§ OBJECTIVE: Gather all lines in the entries below that include the word "document".

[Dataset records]
::::

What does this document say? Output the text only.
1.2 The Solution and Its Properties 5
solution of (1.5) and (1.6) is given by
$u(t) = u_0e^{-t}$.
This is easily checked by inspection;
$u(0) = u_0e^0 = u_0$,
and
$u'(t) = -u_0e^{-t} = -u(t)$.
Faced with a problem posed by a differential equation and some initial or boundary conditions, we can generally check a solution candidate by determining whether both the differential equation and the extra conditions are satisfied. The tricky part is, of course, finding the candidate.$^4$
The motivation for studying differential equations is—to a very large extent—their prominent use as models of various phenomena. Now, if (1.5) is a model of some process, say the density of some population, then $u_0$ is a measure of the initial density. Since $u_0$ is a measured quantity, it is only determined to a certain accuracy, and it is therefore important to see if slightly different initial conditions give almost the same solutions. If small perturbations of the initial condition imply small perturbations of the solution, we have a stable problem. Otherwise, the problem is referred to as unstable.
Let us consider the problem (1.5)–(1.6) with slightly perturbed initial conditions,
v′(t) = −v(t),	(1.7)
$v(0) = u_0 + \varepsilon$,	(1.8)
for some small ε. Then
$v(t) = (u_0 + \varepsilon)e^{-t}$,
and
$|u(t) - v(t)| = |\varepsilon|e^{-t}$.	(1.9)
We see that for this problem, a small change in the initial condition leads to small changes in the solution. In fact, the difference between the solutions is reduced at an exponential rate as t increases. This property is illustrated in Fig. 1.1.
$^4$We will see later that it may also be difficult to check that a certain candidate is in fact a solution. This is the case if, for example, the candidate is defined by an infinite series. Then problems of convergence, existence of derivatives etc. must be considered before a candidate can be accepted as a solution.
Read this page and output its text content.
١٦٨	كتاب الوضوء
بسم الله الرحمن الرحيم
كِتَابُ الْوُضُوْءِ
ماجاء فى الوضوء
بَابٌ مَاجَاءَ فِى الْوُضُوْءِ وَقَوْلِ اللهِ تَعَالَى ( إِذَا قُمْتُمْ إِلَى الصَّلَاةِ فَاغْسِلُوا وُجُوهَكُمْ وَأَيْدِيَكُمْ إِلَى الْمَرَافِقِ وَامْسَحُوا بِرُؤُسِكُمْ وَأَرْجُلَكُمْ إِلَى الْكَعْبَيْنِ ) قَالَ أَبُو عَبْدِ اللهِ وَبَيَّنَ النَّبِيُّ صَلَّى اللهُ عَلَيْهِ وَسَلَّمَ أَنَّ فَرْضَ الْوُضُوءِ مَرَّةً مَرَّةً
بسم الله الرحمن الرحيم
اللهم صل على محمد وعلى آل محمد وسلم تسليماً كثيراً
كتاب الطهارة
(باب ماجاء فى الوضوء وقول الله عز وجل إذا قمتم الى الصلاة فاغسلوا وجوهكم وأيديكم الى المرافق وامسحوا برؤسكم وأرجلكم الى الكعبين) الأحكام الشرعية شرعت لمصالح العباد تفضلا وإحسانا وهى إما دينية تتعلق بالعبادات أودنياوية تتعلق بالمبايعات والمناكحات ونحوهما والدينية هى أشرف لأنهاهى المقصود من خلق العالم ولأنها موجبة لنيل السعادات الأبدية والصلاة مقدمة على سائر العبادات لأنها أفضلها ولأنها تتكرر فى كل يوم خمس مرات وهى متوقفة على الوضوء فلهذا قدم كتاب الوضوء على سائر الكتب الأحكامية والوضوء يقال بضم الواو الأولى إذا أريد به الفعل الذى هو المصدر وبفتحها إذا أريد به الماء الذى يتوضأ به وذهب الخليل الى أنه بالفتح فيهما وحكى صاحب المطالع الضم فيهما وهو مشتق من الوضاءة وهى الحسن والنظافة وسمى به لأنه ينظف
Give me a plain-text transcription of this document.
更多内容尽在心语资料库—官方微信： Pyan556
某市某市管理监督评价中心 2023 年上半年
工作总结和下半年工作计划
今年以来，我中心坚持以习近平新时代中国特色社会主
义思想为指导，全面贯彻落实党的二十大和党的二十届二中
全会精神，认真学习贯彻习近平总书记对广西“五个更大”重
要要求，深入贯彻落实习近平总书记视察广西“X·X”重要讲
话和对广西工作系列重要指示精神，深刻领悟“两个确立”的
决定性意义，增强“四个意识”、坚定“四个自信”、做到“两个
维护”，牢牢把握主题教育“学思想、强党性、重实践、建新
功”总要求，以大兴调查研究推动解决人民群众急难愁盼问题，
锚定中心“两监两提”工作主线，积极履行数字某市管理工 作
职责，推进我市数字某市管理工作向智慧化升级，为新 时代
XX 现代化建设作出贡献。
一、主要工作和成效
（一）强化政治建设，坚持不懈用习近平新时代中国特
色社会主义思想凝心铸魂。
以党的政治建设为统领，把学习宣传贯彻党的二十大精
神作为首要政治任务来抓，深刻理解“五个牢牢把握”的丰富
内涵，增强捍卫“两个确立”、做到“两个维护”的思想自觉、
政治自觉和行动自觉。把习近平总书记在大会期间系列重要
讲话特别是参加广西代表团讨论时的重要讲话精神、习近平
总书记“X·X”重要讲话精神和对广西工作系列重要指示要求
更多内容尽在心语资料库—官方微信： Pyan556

::::

§ ANSWER TO THE PROBLEM:
What does this document say? Output the text only.
Give me a plain-text transcription of this document.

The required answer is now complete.